▸ **Given problem**
All lines below must be repeated exactly, with the pictures omitted.

▸ **Supplied data**
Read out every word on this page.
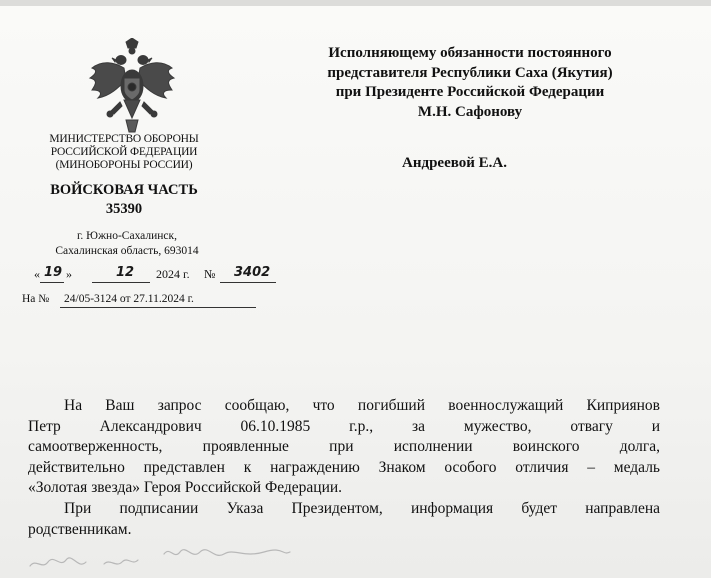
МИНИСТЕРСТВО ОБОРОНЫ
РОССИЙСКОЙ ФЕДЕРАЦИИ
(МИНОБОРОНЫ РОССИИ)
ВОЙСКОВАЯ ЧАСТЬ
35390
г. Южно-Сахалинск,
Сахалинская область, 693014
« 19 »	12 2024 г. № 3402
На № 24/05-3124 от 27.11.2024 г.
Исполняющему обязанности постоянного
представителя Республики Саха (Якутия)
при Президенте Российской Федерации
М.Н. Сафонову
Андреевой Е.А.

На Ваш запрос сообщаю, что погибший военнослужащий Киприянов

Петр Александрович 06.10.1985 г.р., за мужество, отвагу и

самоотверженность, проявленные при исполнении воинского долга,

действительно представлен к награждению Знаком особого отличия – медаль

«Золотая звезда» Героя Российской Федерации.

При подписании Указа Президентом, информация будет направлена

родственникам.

▸ **Solution to the exercise**
Read out every word on this page.
МИНИСТЕРСТВО ОБОРОНЫ
РОССИЙСКОЙ ФЕДЕРАЦИИ
(МИНОБОРОНЫ РОССИИ)
ВОЙСКОВАЯ ЧАСТЬ
35390
г. Южно-Сахалинск,
Сахалинская область, 693014
« 19 »	12 2024 г. № 3402
На № 24/05-3124 от 27.11.2024 г.
Исполняющему обязанности постоянного
представителя Республики Саха (Якутия)
при Президенте Российской Федерации
М.Н. Сафонову
Андреевой Е.А.

На Ваш запрос сообщаю, что погибший военнослужащий Киприянов

Петр Александрович 06.10.1985 г.р., за мужество, отвагу и

самоотверженность, проявленные при исполнении воинского долга,

действительно представлен к награждению Знаком особого отличия – медаль

«Золотая звезда» Героя Российской Федерации.

При подписании Указа Президентом, информация будет направлена

родственникам.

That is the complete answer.